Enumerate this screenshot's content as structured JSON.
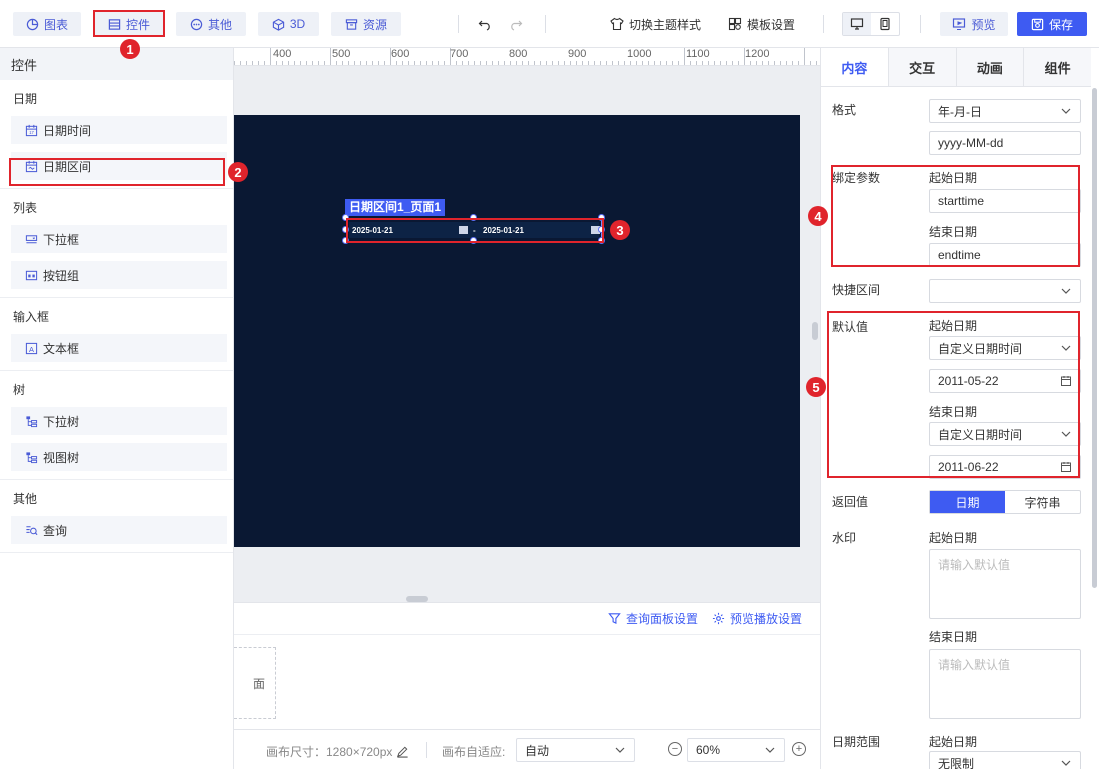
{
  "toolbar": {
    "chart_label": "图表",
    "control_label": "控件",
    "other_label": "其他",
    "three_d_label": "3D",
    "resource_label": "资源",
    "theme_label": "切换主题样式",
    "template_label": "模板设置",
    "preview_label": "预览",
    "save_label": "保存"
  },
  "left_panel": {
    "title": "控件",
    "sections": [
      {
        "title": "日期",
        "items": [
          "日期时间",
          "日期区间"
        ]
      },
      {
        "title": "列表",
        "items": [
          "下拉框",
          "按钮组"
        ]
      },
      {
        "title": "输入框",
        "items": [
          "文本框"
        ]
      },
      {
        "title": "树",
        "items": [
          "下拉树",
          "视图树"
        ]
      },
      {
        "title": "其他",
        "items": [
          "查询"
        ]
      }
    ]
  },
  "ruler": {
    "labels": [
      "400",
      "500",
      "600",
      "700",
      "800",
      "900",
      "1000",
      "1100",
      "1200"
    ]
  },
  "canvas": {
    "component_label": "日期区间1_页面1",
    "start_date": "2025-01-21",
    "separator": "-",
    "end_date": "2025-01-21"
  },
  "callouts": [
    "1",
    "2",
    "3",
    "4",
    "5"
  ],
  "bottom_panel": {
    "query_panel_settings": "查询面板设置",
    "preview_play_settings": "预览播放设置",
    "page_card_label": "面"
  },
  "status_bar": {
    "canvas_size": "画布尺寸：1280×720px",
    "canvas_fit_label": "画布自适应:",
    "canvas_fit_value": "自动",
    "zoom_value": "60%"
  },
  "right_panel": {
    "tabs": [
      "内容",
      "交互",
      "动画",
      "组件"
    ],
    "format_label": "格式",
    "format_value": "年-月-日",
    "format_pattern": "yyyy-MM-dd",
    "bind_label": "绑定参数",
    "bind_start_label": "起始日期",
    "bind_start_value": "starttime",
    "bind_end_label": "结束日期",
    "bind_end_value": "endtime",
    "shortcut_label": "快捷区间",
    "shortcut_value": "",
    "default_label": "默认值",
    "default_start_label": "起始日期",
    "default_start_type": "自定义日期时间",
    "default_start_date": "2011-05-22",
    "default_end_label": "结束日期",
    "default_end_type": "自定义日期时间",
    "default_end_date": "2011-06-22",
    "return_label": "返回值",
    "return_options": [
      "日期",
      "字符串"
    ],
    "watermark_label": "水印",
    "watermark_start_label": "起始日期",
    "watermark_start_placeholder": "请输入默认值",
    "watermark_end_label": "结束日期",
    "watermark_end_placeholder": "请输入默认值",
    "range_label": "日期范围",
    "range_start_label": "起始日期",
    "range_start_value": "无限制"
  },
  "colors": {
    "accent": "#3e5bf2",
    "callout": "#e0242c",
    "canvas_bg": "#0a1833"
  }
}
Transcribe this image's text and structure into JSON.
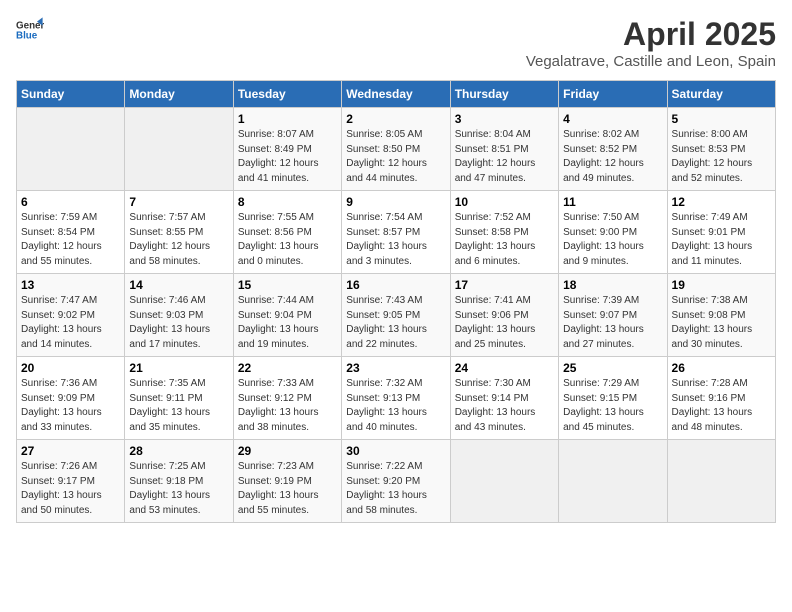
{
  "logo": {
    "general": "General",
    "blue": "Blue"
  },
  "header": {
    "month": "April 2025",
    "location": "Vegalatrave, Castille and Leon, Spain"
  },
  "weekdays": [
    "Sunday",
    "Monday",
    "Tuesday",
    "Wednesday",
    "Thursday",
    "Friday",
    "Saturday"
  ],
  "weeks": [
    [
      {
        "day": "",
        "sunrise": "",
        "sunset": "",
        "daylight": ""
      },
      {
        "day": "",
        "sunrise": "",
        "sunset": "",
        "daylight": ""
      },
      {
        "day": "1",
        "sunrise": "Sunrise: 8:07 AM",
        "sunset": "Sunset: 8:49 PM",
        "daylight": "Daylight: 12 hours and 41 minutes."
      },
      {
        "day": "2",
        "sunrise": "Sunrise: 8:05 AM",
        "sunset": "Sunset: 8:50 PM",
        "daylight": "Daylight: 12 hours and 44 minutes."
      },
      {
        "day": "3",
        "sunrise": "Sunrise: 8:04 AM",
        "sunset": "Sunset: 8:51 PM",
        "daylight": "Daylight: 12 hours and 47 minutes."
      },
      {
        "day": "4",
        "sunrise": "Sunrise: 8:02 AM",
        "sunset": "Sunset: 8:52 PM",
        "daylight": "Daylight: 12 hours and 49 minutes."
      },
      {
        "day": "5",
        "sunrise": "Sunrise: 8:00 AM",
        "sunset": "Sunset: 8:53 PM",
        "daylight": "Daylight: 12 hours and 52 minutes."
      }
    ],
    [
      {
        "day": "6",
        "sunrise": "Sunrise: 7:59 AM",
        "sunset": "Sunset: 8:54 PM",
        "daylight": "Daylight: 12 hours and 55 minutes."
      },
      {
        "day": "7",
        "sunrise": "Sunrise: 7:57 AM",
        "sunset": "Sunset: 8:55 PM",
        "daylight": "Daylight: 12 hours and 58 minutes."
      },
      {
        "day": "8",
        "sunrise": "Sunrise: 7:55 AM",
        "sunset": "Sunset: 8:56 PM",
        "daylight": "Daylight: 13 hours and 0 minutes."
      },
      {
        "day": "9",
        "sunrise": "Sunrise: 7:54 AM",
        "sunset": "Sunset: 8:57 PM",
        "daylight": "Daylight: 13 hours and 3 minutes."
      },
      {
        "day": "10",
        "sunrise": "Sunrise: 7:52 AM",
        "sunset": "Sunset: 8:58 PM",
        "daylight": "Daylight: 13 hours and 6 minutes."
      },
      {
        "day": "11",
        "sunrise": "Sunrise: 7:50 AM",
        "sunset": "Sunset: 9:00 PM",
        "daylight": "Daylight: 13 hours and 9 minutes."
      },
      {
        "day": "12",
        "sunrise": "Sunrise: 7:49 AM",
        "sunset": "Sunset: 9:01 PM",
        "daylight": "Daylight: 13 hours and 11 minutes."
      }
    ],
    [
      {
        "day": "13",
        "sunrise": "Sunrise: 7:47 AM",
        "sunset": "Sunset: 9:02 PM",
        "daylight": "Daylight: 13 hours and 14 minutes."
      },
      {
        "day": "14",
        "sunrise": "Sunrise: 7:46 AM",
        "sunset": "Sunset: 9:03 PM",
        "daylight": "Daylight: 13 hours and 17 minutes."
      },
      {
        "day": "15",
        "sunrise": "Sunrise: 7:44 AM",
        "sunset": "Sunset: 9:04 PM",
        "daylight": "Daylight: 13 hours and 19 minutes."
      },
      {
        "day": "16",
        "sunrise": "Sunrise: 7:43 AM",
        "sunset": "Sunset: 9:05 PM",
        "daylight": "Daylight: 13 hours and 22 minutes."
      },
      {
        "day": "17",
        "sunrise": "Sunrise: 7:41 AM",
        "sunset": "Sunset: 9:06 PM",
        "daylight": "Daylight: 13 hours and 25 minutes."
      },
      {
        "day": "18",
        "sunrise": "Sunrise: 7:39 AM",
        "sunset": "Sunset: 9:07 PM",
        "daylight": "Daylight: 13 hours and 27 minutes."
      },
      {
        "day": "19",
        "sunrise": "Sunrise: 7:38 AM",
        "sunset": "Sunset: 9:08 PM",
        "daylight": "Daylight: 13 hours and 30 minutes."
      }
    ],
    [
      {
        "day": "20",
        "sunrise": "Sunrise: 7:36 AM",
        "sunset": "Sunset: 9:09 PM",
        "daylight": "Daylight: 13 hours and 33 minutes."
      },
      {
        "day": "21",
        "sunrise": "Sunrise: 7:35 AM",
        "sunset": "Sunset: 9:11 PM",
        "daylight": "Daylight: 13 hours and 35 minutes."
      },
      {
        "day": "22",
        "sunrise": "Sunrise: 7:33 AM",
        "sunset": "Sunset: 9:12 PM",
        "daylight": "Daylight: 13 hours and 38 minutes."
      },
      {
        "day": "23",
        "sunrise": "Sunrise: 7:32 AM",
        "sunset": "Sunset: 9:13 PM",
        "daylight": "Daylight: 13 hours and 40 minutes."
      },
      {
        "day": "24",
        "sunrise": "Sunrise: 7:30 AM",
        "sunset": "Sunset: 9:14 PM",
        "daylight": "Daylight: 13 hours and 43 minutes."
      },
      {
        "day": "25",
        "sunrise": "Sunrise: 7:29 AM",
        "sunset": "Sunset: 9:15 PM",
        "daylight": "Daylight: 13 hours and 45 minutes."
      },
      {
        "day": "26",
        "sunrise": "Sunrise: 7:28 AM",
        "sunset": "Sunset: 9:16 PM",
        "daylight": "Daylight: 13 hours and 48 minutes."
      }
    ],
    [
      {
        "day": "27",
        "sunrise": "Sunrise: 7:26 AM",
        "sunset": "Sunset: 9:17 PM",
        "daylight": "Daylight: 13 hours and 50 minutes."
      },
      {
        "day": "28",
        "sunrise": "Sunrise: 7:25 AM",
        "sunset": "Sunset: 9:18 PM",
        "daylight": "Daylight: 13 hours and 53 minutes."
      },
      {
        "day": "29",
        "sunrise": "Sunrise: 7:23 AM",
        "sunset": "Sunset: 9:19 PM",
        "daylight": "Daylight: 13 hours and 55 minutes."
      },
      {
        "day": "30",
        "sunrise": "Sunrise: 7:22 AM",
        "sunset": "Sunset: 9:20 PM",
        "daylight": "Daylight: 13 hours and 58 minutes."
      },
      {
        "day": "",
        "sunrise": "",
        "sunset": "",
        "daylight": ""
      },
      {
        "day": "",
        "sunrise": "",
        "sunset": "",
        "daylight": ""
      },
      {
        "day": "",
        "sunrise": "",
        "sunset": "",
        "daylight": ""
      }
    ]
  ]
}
★ ★ ★ ★ ★ ★ ★
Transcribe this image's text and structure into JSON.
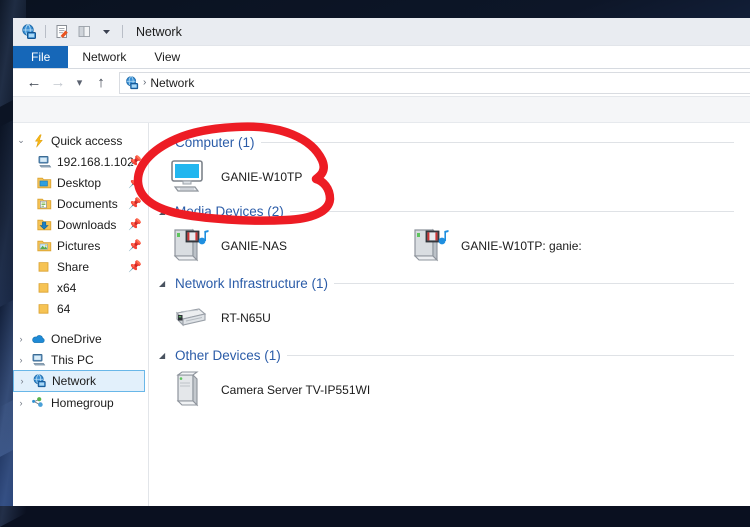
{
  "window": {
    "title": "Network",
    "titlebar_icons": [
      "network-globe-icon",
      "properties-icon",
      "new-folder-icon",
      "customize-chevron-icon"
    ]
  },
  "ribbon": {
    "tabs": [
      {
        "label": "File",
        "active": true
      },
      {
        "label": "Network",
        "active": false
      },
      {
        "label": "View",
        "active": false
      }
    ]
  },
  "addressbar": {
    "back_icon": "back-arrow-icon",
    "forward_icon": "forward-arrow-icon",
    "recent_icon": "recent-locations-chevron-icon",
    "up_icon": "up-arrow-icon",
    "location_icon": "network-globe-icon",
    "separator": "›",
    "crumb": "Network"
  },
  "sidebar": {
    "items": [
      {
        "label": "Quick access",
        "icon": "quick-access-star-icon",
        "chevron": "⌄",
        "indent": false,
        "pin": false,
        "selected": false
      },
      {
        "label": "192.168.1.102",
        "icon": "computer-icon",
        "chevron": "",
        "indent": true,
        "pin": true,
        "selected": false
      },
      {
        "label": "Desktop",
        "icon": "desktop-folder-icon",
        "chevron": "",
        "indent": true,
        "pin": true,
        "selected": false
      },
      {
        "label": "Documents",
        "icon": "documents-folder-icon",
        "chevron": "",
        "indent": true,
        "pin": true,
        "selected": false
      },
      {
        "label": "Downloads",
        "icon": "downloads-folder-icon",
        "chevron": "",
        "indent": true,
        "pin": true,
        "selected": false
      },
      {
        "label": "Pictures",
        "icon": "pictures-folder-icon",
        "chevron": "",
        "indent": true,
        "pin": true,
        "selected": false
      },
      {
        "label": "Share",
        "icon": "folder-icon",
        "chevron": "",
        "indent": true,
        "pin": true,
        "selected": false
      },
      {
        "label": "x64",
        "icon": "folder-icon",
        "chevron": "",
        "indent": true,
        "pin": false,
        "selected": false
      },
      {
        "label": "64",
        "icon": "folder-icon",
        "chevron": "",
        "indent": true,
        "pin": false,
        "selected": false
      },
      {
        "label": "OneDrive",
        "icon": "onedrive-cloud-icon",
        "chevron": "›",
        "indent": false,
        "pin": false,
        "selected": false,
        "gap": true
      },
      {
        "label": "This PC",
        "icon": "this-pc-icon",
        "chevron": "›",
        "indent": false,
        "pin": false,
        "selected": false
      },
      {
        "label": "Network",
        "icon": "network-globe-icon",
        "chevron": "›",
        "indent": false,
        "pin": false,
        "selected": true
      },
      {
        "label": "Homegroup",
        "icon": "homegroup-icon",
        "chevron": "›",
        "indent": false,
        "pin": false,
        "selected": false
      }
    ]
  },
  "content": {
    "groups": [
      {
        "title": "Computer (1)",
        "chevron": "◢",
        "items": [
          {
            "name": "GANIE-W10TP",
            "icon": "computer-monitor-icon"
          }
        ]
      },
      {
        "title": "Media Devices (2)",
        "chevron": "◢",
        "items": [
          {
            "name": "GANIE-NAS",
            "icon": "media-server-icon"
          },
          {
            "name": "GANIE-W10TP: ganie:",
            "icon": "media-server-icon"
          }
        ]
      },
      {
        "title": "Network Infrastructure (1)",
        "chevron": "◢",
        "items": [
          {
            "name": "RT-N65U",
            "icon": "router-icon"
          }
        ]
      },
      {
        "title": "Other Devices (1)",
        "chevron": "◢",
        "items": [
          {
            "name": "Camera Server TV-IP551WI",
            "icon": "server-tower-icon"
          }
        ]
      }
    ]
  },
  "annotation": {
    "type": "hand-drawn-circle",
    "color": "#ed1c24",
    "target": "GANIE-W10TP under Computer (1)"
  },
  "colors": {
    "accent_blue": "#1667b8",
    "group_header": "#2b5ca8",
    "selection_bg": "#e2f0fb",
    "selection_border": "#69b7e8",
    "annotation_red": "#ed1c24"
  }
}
★ ★ ★ ★ ★ ★ ★
--- What to work on ---
How many of the listing's lines contain "起始日期"? Respond with a single number and nothing else.

--- Task output ---
4